### Short problem
The listing below should be printed exactly, every line of it. Skip the pictures.

### Information shown

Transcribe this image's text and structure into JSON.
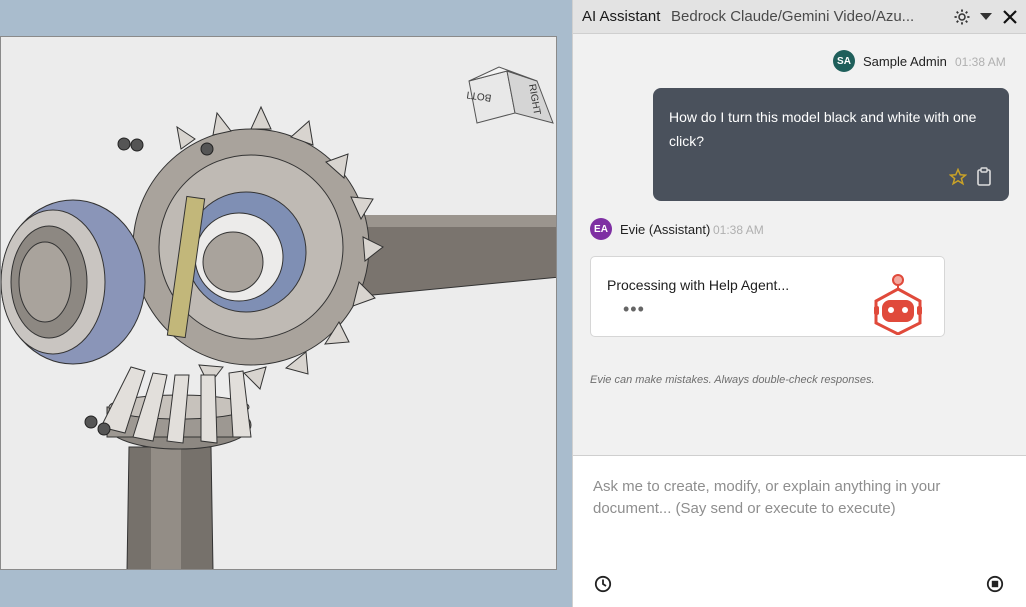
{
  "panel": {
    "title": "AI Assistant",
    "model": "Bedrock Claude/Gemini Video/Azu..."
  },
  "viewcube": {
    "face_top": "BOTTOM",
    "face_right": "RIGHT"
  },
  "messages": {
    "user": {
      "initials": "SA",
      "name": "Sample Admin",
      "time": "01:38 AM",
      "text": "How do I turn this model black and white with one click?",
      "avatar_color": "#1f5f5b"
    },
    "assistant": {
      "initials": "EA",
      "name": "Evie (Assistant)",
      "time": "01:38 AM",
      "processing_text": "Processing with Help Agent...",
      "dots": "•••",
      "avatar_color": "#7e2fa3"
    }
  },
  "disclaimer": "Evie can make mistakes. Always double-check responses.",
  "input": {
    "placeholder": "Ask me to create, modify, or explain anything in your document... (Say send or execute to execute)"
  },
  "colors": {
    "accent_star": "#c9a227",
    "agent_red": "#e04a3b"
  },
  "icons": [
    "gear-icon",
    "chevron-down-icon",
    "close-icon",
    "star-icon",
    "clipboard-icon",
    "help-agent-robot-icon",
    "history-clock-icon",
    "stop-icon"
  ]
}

### Solution to the exercise
Transcribe this image's text and structure into JSON.
{
  "panel": {
    "title": "AI Assistant",
    "model": "Bedrock Claude/Gemini Video/Azu..."
  },
  "viewcube": {
    "face_top": "BOTTOM",
    "face_right": "RIGHT"
  },
  "messages": {
    "user": {
      "initials": "SA",
      "name": "Sample Admin",
      "time": "01:38 AM",
      "text": "How do I turn this model black and white with one click?",
      "avatar_color": "#1f5f5b"
    },
    "assistant": {
      "initials": "EA",
      "name": "Evie (Assistant)",
      "time": "01:38 AM",
      "processing_text": "Processing with Help Agent...",
      "dots": "•••",
      "avatar_color": "#7e2fa3"
    }
  },
  "disclaimer": "Evie can make mistakes. Always double-check responses.",
  "input": {
    "placeholder": "Ask me to create, modify, or explain anything in your document... (Say send or execute to execute)"
  },
  "colors": {
    "accent_star": "#c9a227",
    "agent_red": "#e04a3b"
  },
  "icons": [
    "gear-icon",
    "chevron-down-icon",
    "close-icon",
    "star-icon",
    "clipboard-icon",
    "help-agent-robot-icon",
    "history-clock-icon",
    "stop-icon"
  ]
}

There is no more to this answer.